> _DATASET ENTRIES_:
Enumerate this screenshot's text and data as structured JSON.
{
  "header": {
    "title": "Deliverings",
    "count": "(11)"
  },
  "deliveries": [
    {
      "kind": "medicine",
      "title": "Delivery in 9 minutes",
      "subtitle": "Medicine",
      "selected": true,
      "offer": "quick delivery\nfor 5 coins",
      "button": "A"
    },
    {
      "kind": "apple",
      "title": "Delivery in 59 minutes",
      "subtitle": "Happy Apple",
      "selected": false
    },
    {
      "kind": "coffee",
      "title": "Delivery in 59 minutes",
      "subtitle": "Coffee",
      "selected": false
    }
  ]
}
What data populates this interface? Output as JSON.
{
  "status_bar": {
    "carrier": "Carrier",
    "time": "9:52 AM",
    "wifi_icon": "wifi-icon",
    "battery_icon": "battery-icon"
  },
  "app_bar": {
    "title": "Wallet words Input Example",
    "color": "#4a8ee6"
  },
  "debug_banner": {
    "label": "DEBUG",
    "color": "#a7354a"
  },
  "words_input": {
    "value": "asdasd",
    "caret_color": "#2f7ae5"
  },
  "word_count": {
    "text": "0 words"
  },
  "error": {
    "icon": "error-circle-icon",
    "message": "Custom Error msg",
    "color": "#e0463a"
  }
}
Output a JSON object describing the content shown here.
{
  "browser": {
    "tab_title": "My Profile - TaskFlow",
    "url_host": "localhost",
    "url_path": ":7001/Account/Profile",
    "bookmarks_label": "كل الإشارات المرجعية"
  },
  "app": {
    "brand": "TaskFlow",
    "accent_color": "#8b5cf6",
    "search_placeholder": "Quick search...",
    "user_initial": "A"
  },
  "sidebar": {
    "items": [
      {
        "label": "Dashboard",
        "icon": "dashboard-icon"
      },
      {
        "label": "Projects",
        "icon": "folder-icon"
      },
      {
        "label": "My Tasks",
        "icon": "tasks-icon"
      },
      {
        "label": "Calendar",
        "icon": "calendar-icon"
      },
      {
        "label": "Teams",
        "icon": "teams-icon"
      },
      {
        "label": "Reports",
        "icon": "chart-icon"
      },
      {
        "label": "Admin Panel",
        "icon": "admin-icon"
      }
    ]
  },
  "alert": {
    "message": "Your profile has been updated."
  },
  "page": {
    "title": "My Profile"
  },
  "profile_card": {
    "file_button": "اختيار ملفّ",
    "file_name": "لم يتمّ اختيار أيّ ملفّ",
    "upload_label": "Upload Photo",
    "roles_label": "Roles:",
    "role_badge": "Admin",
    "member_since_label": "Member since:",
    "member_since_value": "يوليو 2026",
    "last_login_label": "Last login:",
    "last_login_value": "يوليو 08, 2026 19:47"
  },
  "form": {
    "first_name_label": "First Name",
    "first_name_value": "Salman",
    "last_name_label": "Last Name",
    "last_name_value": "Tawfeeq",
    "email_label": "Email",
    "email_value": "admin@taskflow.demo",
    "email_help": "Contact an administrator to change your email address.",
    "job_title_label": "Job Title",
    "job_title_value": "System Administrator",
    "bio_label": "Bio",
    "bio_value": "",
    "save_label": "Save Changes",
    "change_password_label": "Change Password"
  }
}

> _PROMPT_:
Give the material above again, word for word.

> _RESULT OF THE EXERCISE_:
Enumerate this screenshot's text and data as structured JSON.
{
  "header": {
    "title": "Deliverings",
    "count": "(11)"
  },
  "deliveries": [
    {
      "kind": "medicine",
      "title": "Delivery in 9 minutes",
      "subtitle": "Medicine",
      "selected": true,
      "offer": "quick delivery\nfor 5 coins",
      "button": "A"
    },
    {
      "kind": "apple",
      "title": "Delivery in 59 minutes",
      "subtitle": "Happy Apple",
      "selected": false
    },
    {
      "kind": "coffee",
      "title": "Delivery in 59 minutes",
      "subtitle": "Coffee",
      "selected": false
    }
  ]
}
What data populates this interface? Output as JSON.
{
  "status_bar": {
    "carrier": "Carrier",
    "time": "9:52 AM",
    "wifi_icon": "wifi-icon",
    "battery_icon": "battery-icon"
  },
  "app_bar": {
    "title": "Wallet words Input Example",
    "color": "#4a8ee6"
  },
  "debug_banner": {
    "label": "DEBUG",
    "color": "#a7354a"
  },
  "words_input": {
    "value": "asdasd",
    "caret_color": "#2f7ae5"
  },
  "word_count": {
    "text": "0 words"
  },
  "error": {
    "icon": "error-circle-icon",
    "message": "Custom Error msg",
    "color": "#e0463a"
  }
}
Output a JSON object describing the content shown here.
{
  "browser": {
    "tab_title": "My Profile - TaskFlow",
    "url_host": "localhost",
    "url_path": ":7001/Account/Profile",
    "bookmarks_label": "كل الإشارات المرجعية"
  },
  "app": {
    "brand": "TaskFlow",
    "accent_color": "#8b5cf6",
    "search_placeholder": "Quick search...",
    "user_initial": "A"
  },
  "sidebar": {
    "items": [
      {
        "label": "Dashboard",
        "icon": "dashboard-icon"
      },
      {
        "label": "Projects",
        "icon": "folder-icon"
      },
      {
        "label": "My Tasks",
        "icon": "tasks-icon"
      },
      {
        "label": "Calendar",
        "icon": "calendar-icon"
      },
      {
        "label": "Teams",
        "icon": "teams-icon"
      },
      {
        "label": "Reports",
        "icon": "chart-icon"
      },
      {
        "label": "Admin Panel",
        "icon": "admin-icon"
      }
    ]
  },
  "alert": {
    "message": "Your profile has been updated."
  },
  "page": {
    "title": "My Profile"
  },
  "profile_card": {
    "file_button": "اختيار ملفّ",
    "file_name": "لم يتمّ اختيار أيّ ملفّ",
    "upload_label": "Upload Photo",
    "roles_label": "Roles:",
    "role_badge": "Admin",
    "member_since_label": "Member since:",
    "member_since_value": "يوليو 2026",
    "last_login_label": "Last login:",
    "last_login_value": "يوليو 08, 2026 19:47"
  },
  "form": {
    "first_name_label": "First Name",
    "first_name_value": "Salman",
    "last_name_label": "Last Name",
    "last_name_value": "Tawfeeq",
    "email_label": "Email",
    "email_value": "admin@taskflow.demo",
    "email_help": "Contact an administrator to change your email address.",
    "job_title_label": "Job Title",
    "job_title_value": "System Administrator",
    "bio_label": "Bio",
    "bio_value": "",
    "save_label": "Save Changes",
    "change_password_label": "Change Password"
  }
}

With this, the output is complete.